Task brief:
Where a line of the listing below includes the word "content", reproduce that line.

[Data entries]
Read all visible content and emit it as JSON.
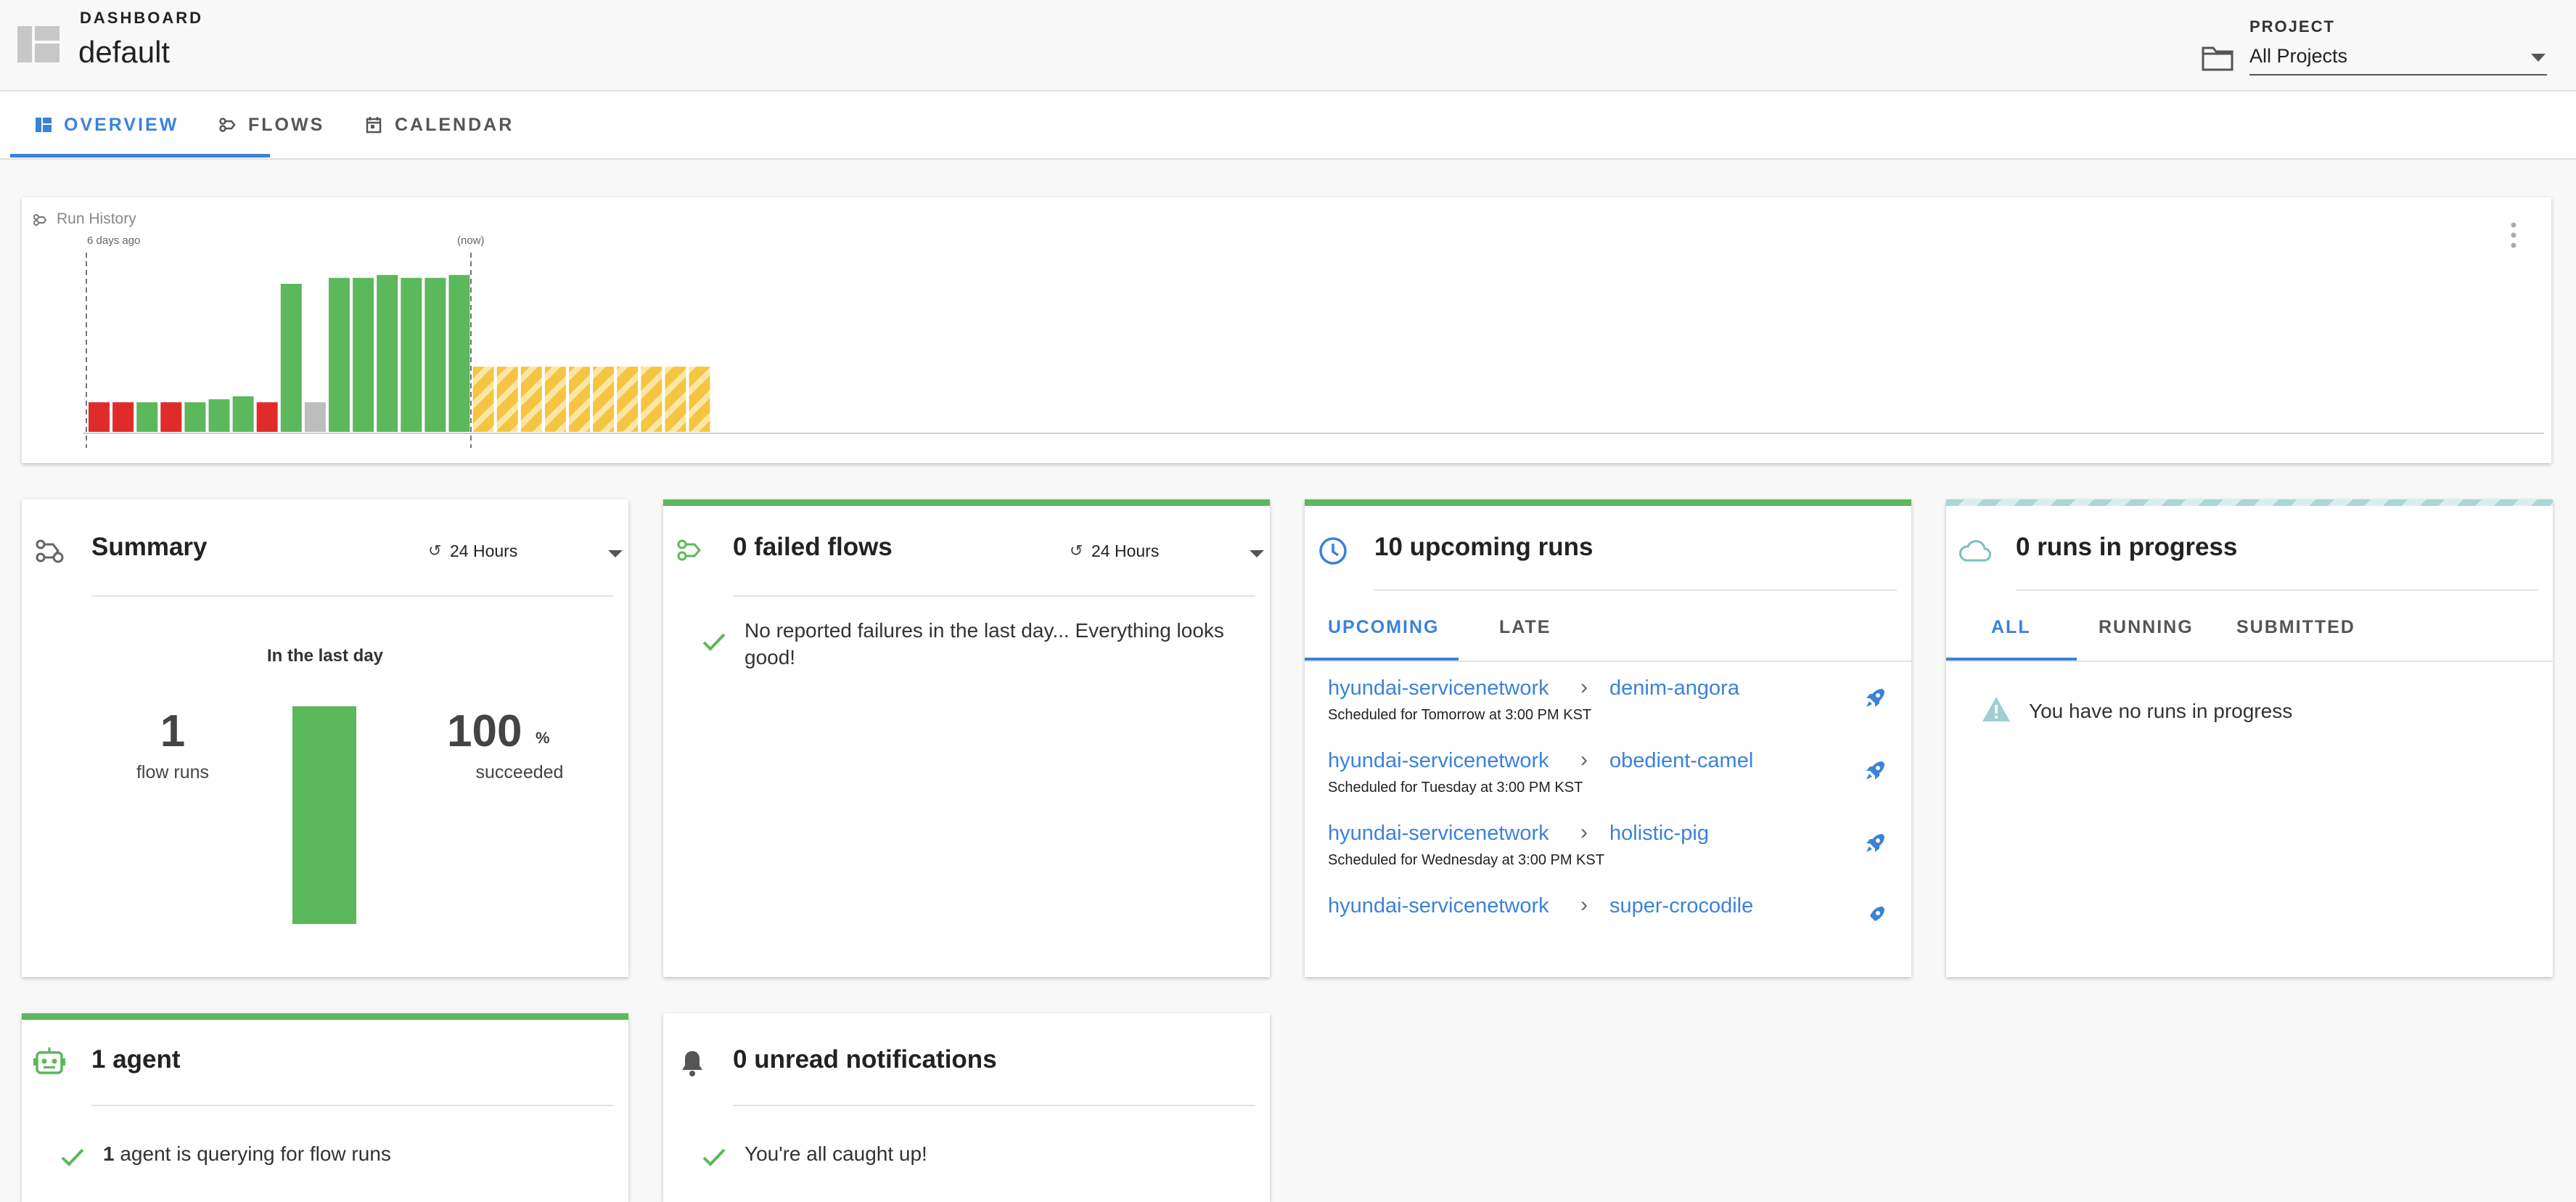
{
  "header": {
    "eyebrow": "DASHBOARD",
    "title": "default",
    "project_label": "PROJECT",
    "project_value": "All Projects"
  },
  "tabs": [
    {
      "label": "OVERVIEW",
      "icon": "dashboard-icon",
      "active": true
    },
    {
      "label": "FLOWS",
      "icon": "flows-icon",
      "active": false
    },
    {
      "label": "CALENDAR",
      "icon": "calendar-icon",
      "active": false
    }
  ],
  "run_history": {
    "title": "Run History",
    "start_label": "6 days ago",
    "now_label": "(now)"
  },
  "chart_data": {
    "type": "bar",
    "title": "Run History",
    "note": "relative heights; no numeric axis shown",
    "bars": [
      {
        "state": "failed",
        "value": 0.2
      },
      {
        "state": "failed",
        "value": 0.2
      },
      {
        "state": "success",
        "value": 0.2
      },
      {
        "state": "failed",
        "value": 0.2
      },
      {
        "state": "success",
        "value": 0.2
      },
      {
        "state": "success",
        "value": 0.22
      },
      {
        "state": "success",
        "value": 0.24
      },
      {
        "state": "failed",
        "value": 0.2
      },
      {
        "state": "success",
        "value": 1.0
      },
      {
        "state": "other",
        "value": 0.2
      },
      {
        "state": "success",
        "value": 1.04
      },
      {
        "state": "success",
        "value": 1.04
      },
      {
        "state": "success",
        "value": 1.06
      },
      {
        "state": "success",
        "value": 1.04
      },
      {
        "state": "success",
        "value": 1.04
      },
      {
        "state": "success",
        "value": 1.06
      },
      {
        "state": "scheduled",
        "value": 0.44
      },
      {
        "state": "scheduled",
        "value": 0.44
      },
      {
        "state": "scheduled",
        "value": 0.44
      },
      {
        "state": "scheduled",
        "value": 0.44
      },
      {
        "state": "scheduled",
        "value": 0.44
      },
      {
        "state": "scheduled",
        "value": 0.44
      },
      {
        "state": "scheduled",
        "value": 0.44
      },
      {
        "state": "scheduled",
        "value": 0.44
      },
      {
        "state": "scheduled",
        "value": 0.44
      },
      {
        "state": "scheduled",
        "value": 0.44
      }
    ],
    "colors": {
      "failed": "#e02b2b",
      "success": "#5cb85c",
      "other": "#bdbdbd",
      "scheduled": "#f5c542"
    }
  },
  "summary": {
    "title": "Summary",
    "range": "24 Hours",
    "caption": "In the last day",
    "flow_runs_value": "1",
    "flow_runs_label": "flow runs",
    "succeeded_value": "100",
    "succeeded_unit": "%",
    "succeeded_label": "succeeded",
    "success_fraction": 1.0
  },
  "failed": {
    "title": "0 failed flows",
    "range": "24 Hours",
    "message": "No reported failures in the last day... Everything looks good!"
  },
  "upcoming": {
    "title": "10 upcoming runs",
    "tabs": [
      "UPCOMING",
      "LATE"
    ],
    "runs": [
      {
        "flow": "hyundai-servicenetwork",
        "run": "denim-angora",
        "schedule": "Scheduled for Tomorrow at 3:00 PM KST"
      },
      {
        "flow": "hyundai-servicenetwork",
        "run": "obedient-camel",
        "schedule": "Scheduled for Tuesday at 3:00 PM KST"
      },
      {
        "flow": "hyundai-servicenetwork",
        "run": "holistic-pig",
        "schedule": "Scheduled for Wednesday at 3:00 PM KST"
      },
      {
        "flow": "hyundai-servicenetwork",
        "run": "super-crocodile",
        "schedule": ""
      }
    ],
    "separator": "›"
  },
  "in_progress": {
    "title": "0 runs in progress",
    "tabs": [
      "ALL",
      "RUNNING",
      "SUBMITTED"
    ],
    "message": "You have no runs in progress"
  },
  "agents": {
    "title": "1 agent",
    "count": "1",
    "message": " agent is querying for flow runs"
  },
  "notifications": {
    "title": "0 unread notifications",
    "message": "You're all caught up!"
  },
  "colors": {
    "accent": "#3b82d9",
    "success": "#5cb85c",
    "teal": "#7fbfbf"
  }
}
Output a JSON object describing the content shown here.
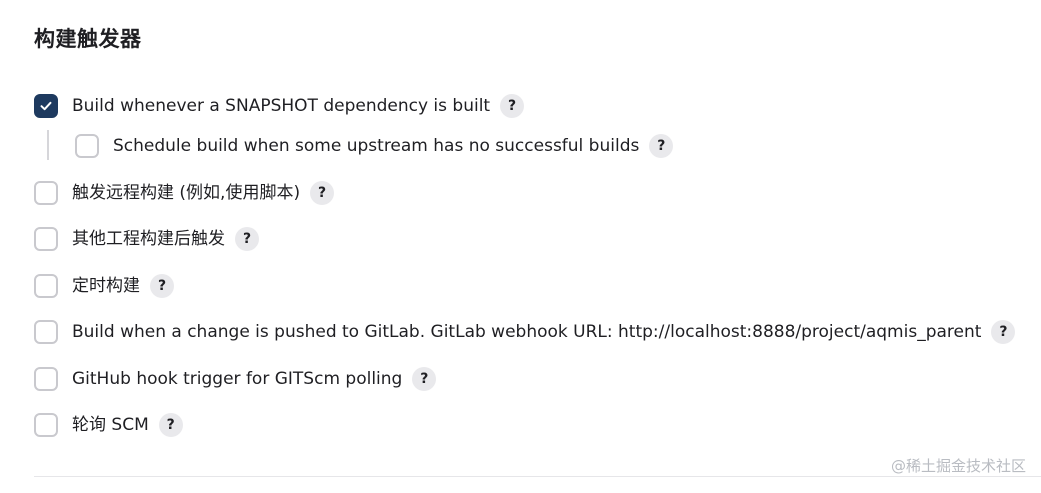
{
  "section": {
    "title": "构建触发器"
  },
  "options": [
    {
      "label": "Build whenever a SNAPSHOT dependency is built",
      "checked": true,
      "help": "?"
    },
    {
      "label": "Schedule build when some upstream has no successful builds",
      "checked": false,
      "help": "?"
    },
    {
      "label": "触发远程构建 (例如,使用脚本)",
      "checked": false,
      "help": "?"
    },
    {
      "label": "其他工程构建后触发",
      "checked": false,
      "help": "?"
    },
    {
      "label": "定时构建",
      "checked": false,
      "help": "?"
    },
    {
      "label": "Build when a change is pushed to GitLab. GitLab webhook URL: http://localhost:8888/project/aqmis_parent",
      "checked": false,
      "help": "?"
    },
    {
      "label": "GitHub hook trigger for GITScm polling",
      "checked": false,
      "help": "?"
    },
    {
      "label": "轮询 SCM",
      "checked": false,
      "help": "?"
    }
  ],
  "watermark": "@稀土掘金技术社区",
  "colors": {
    "checked_fill": "#1e3a5f",
    "checkbox_border": "#c9c9ce",
    "help_bg": "#e9e9ec"
  },
  "icons": {
    "checkmark": "check-icon",
    "help": "help-icon"
  }
}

Solution for this exercise:
Read all visible content and emit it as JSON.
Output a JSON object describing the content shown here.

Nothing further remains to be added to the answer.